## PAGE TEXT:
========
Types of Democracy Programs – a review of types of democracy in Kyrgyzstan, Iraq, Lebanon. (Note that they left Iran out of the mix. – Susan)
CLEARLY DOES NOT KNOW WHAT HE IS TALKING ABOUT:
US General says Iraqis Reaching “Saturation Point” with Insurgents. A senior U.S. military officer says the number of insurgent attacks in Iraq is down since last week's election, and he believes the Iraqi people have reached what he calls the "saturation point" of their willingness to tolerate such attacks. Lieutenant General James Conway, the chief of operations for the Joint Chiefs of Staff, spoke at a year-end news conference at the Pentagon, where officials continued to hint at a slight reduction in U.S. troops in Iraq next March, but declined to confirm that will happen. (This was published on 12/22/05, before the upsurge in violence this week. I would imagine that the majority of Iraqis reached their level of tolerance for insurgent attacks with the very first one against civilians. – Susan)
ELECTIONS IN IRAQ
Iraqis March to Denounce election Results
Protesters gathered across the country Friday to denounce parliamentary elections that demonstrators called rigged in favor of the main religious Shiite coalition. As many as 20,000 people demonstrated after noon prayers in southern Baghdad Friday in a protest organized by Sunni Arab groups and attended by representatives of secular Shia parties.
Triumphant Iraq Shi’ites dismiss vote fraud Claims.
The coalition bloc that triumphed in last week's Iraqi election dismissed allegations of fraud on Saturday and insisted the country's next prime minister should come from within its Shi'ite Islamist ranks. Responding to claims by Sunni Arabs and some secular parties of widespread vote-rigging during the December 15 election, the United Iraqi Alliance (UIA) said its opponents were bad losers. It said the most serious fraud allegations came from Sunni areas of the country and that there could be no rerun of the election, as a battery of Sunni and secular parties have urged.
"There will be no retreat and no rerun of the election," said Jawad al-Maliki, a senior member of one of the main parties in the UIA. "In the end we have to accept the results and the will of the people," he told a news conference. Unofficial but near-complete results from last week's poll suggest the UIA did better than expected in some key areas of the country, notably Baghdad where they took 59 percent of the vote to just 19 percent for their nearest Sunni rivals.
Iraqi Sunnis, Shi’ites Threaten a Boycott
Dozens of Sunni Arab and secular Shiite groups threatened to boycott Iraq's new legislature Thursday if complaints about tainted voting are not reviewed by an international body. A representative for former Prime Minister Ayad Allawi described the Dec. 15 vote as "fraudulent" and the elected lawmakers "illegitimate." A joint statement issued by 35 political groups that competed in last week's elections said the Independent Electoral Commission of Iraq, which oversaw the ballot, should be disbanded.
Parties Demand New Elections
The call for new elections emerged from two days of talks at Allawi's Baghdad office. Among those represented were the Tawafaq Front, a coalition led by the Iraqi Islamic Party, widely considered the largest Sunni Arab party, and the Iraqi Front for National Dialogue, led by Sunni hard-liner Saleh Mutlak. The parties that signed the statement appear to have won as many as 80 seats in the 275-seat National Assembly, according to an analysis of preliminary results.
========
## PROVIDED MATERIAL:
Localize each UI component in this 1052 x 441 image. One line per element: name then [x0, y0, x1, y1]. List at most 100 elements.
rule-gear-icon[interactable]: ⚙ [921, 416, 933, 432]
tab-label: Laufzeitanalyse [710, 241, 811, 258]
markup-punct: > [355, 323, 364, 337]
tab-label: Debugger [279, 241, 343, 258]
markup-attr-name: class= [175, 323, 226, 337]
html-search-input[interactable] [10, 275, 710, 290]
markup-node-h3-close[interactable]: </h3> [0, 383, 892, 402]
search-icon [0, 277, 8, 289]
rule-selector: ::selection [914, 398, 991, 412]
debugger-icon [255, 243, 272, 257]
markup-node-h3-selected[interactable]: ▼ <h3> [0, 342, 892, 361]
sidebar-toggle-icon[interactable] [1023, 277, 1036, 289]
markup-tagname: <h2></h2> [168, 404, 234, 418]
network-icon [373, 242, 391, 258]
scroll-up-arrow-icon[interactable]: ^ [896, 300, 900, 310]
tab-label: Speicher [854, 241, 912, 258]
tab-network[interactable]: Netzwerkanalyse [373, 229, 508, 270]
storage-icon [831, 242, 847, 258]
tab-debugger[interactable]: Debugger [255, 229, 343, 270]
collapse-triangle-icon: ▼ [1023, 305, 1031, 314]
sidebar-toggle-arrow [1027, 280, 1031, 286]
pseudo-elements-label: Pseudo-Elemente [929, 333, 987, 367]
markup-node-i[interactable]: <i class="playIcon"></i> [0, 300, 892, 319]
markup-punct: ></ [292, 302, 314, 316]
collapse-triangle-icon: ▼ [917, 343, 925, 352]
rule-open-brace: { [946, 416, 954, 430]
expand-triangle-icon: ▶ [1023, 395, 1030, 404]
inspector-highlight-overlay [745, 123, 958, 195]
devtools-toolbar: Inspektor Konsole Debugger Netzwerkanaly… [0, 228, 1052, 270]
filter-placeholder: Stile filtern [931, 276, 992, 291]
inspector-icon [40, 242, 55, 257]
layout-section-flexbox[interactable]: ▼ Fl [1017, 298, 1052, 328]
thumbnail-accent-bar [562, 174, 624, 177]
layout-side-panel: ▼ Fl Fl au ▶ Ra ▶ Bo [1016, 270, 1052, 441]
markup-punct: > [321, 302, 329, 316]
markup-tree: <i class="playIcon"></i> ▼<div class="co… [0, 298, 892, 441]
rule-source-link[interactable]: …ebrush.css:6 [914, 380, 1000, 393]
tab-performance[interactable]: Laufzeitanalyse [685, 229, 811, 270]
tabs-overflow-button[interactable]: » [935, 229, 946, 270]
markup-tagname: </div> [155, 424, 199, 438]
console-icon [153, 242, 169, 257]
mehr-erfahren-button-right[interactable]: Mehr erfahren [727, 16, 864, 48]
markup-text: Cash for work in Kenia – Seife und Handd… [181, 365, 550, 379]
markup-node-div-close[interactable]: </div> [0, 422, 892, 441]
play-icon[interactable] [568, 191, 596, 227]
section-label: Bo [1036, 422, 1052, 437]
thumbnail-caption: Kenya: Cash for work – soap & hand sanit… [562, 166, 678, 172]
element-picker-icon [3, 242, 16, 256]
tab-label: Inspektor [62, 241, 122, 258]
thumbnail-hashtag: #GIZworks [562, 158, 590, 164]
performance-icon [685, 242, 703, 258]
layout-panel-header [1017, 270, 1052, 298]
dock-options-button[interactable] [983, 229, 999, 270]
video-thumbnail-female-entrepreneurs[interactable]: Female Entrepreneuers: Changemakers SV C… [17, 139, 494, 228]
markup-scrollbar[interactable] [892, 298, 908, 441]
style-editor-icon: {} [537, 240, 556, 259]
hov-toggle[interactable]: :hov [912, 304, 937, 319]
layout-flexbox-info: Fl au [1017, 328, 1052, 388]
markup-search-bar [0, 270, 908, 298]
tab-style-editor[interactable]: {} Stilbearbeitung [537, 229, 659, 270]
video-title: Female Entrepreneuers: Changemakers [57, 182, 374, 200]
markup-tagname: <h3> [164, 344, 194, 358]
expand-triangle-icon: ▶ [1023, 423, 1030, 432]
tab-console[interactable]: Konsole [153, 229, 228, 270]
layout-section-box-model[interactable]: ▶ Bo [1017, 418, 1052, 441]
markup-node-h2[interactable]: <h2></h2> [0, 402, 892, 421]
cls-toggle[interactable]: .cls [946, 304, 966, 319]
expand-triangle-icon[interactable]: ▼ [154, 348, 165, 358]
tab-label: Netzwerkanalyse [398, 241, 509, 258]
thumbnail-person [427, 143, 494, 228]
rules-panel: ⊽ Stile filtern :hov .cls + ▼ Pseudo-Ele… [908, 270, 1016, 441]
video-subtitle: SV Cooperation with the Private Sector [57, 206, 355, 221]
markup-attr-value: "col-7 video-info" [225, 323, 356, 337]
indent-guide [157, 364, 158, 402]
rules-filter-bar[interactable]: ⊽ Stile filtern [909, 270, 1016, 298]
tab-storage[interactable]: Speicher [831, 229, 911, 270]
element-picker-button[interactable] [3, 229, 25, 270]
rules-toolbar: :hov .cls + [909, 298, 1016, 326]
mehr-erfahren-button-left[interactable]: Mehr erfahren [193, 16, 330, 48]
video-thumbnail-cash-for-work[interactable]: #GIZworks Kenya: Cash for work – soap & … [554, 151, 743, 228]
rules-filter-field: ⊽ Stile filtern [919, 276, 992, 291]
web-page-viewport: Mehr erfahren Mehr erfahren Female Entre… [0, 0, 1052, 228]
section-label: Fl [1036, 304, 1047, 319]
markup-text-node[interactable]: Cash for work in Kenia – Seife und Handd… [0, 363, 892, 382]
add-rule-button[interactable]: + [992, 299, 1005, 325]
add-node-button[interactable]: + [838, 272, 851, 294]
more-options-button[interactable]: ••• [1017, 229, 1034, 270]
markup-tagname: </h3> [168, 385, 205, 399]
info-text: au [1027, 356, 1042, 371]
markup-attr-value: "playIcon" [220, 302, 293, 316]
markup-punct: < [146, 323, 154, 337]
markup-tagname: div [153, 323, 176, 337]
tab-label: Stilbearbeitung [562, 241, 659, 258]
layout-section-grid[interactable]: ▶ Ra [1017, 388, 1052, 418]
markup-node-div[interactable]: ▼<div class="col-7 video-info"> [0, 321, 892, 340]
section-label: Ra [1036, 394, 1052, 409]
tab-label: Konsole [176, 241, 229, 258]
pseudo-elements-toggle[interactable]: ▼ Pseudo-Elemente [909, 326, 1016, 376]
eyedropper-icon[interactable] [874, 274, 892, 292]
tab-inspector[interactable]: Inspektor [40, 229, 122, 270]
========
## TASK SET:
• A. In the text on Iraq's elections, how many political groups issued the joint statement calling for the electoral commission to be disbanded?
• B. Pick up the text on Iraq's elections after its last sentence and carry it forward.
The listing above comes from a separate source and has no connection to the text on Iraq's elections.

## RESPONSES TO THE TASKS:
• A. 35

• B.
"We were all surprised by the forgery and fraud in the election process," the statement said. "If these violations pass without a punishment, they will empower a phony democracy that's closer to a dictatorship."
In addition to new elections, other demands issued Thursday by the newly formed coalition include dissolution of the electoral commission -- which fielded tens of thousands of monitors last week at polling sites throughout the country -- because of its "responsibility for violations and fraud in the elections," the statement said. They also asked for last week's election results to be independently reviewed by international monitors such as the United Nations.
The Resistance Will Go On.
The future of Sunni participation remains nonetheless fraught with uncertainty. As initial results from the poll began to filter in, the main Sunni coalition, the Iraqi Accordance Front (IAF), challenged the numbers, calling them "falsification of the will of the people" and saying that evidence of fraud was abundant; that the vote in Baghdad had been rigged. Tareq Al-Hashemi of the Iraqi Islamic Party -- one of the parties of the IAF -- threatened that Sunni forces would withdraw from the process and might block the formation of a new government if the votes were not re- counted. Initial tallies put the Sunni coalition second to the Shia-dominated United Iraqi Alliance (UIA). Such statements are in stark contrast to what Sunni politicians said earlier in the week about how successful the elections were.
According to other analysts, however, the reason behind Sunni entry into the process is to end the monopoly of the Kurdish-Shia alliance. "The Sunnis want to restore a balance to the political process which they believe has been hijacked by the Shia-Kurdish alliance," said one analyst. This might explain why the key issue that the Sunni bloc will address once in parliament will be the introduction of constitutional amendments, particularly to articles related to the issue of federalism -- articles 111 to 123. "Iraq's Arab identity and the shape of the Iraqi polity future will be amongst the key issues which the Sunni bloc will address in the assembly," Assaf said. Sunni candidates are also playing on themes of Sunni disenfranchisement and opposition to the new constitution.
The more Sunnis win seats in this national election the greater their chance to alter the constitution when the National Assembly sits. While it is too early to tell whether the Sunnis will achieve a large enough constituency within the National Assembly to be able to change the constitution (any such change would need the approval of two-thirds of the assembly), there are growing possibilities that the Sunni bloc may strike an alliance with Allawi's bloc.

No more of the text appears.